TASK REQUIREMENTS: Gather each line of the records where "JSON" appears.

________

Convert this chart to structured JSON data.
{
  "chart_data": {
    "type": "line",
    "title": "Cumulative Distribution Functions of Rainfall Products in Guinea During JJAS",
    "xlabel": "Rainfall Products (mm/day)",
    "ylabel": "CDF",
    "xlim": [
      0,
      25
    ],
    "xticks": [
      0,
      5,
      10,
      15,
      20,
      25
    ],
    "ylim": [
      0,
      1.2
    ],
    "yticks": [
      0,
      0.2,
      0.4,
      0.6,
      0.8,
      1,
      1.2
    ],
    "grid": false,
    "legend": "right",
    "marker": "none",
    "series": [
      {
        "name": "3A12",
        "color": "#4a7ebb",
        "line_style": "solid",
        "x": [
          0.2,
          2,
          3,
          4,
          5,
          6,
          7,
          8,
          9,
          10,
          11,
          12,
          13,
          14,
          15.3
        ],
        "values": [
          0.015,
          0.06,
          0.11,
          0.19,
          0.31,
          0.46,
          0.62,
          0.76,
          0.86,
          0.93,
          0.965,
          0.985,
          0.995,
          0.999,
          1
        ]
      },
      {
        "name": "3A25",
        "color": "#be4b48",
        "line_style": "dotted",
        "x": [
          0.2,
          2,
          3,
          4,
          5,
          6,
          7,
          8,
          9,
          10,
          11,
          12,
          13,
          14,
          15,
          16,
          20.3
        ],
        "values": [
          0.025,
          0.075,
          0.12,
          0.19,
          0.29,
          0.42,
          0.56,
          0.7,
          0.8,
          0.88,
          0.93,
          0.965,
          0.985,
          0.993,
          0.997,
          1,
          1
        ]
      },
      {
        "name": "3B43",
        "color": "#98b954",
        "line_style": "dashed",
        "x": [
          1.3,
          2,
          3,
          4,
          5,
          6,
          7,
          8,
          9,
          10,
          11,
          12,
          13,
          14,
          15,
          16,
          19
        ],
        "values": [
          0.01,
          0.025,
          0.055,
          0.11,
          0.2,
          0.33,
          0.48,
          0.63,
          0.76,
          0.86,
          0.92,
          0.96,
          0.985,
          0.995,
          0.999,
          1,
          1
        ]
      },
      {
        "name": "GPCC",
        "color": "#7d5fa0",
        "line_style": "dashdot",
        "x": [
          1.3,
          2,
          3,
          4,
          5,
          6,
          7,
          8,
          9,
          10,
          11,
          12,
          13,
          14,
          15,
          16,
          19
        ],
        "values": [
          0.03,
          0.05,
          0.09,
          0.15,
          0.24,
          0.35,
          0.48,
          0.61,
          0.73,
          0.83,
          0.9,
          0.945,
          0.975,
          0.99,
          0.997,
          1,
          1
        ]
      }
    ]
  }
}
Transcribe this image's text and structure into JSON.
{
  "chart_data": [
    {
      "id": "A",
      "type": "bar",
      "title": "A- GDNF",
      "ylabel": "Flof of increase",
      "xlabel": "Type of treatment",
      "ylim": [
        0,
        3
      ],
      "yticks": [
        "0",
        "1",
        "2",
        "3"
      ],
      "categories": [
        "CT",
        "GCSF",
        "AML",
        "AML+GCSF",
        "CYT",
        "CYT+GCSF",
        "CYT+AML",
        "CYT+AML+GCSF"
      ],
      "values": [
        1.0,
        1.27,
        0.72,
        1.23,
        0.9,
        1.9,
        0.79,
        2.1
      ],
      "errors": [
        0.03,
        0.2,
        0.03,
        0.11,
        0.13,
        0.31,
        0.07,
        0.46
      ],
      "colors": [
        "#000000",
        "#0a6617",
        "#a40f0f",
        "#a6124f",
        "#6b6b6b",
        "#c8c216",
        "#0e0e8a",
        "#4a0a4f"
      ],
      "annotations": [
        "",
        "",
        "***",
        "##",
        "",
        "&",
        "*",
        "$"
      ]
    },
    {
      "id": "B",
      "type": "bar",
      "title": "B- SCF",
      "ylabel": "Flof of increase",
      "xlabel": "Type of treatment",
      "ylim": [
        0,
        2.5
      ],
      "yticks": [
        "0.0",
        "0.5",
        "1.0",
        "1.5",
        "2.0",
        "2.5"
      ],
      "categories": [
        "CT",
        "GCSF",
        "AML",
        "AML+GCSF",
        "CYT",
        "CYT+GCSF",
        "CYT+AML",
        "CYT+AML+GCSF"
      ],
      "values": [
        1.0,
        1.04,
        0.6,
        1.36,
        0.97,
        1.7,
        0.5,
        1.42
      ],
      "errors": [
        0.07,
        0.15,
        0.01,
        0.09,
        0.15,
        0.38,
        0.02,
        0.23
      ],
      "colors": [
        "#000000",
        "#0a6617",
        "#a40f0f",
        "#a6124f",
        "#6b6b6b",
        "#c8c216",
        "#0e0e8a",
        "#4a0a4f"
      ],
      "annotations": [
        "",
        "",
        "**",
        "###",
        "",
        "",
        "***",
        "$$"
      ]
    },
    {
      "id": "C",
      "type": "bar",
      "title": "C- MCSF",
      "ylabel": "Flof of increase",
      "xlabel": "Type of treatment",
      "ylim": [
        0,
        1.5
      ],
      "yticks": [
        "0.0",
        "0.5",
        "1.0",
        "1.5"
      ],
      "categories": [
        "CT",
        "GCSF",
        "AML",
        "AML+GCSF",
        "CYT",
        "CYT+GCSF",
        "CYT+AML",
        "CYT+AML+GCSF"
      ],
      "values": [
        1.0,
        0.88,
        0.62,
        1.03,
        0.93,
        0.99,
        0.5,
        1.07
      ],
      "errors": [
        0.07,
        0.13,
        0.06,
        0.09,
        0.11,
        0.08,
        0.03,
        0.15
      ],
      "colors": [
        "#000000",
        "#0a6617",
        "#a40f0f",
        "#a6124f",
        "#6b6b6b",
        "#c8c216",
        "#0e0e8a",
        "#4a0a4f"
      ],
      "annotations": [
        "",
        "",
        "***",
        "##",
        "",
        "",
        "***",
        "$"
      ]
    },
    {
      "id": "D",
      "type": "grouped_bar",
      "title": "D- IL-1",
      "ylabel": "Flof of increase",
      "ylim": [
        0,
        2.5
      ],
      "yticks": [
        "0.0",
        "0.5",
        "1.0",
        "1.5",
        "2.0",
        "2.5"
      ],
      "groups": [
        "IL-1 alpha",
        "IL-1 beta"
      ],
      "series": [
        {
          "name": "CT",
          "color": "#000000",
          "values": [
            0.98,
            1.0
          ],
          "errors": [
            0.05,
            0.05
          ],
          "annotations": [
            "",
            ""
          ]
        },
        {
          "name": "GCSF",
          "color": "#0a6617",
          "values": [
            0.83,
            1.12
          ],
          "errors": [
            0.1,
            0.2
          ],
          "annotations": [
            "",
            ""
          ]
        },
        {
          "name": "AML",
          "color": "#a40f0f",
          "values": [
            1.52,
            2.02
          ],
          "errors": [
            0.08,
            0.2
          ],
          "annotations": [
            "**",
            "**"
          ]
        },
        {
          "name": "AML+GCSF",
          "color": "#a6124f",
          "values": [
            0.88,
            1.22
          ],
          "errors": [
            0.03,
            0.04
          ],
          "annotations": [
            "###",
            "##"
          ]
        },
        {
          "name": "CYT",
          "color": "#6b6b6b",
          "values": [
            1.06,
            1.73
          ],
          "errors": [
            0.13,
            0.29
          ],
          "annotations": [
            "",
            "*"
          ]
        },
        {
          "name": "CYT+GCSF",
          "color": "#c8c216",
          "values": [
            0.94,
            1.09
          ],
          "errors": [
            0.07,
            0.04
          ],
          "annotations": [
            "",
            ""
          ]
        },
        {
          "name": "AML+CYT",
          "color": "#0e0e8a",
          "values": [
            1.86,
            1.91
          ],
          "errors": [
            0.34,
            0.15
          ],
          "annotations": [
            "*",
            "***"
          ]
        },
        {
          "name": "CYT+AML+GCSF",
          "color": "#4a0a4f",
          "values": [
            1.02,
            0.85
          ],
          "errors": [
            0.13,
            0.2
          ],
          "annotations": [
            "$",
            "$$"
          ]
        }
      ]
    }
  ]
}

________

THE COMPLETED TASK:
Convert this chart to structured JSON data.
Transcribe this image's text and structure into JSON.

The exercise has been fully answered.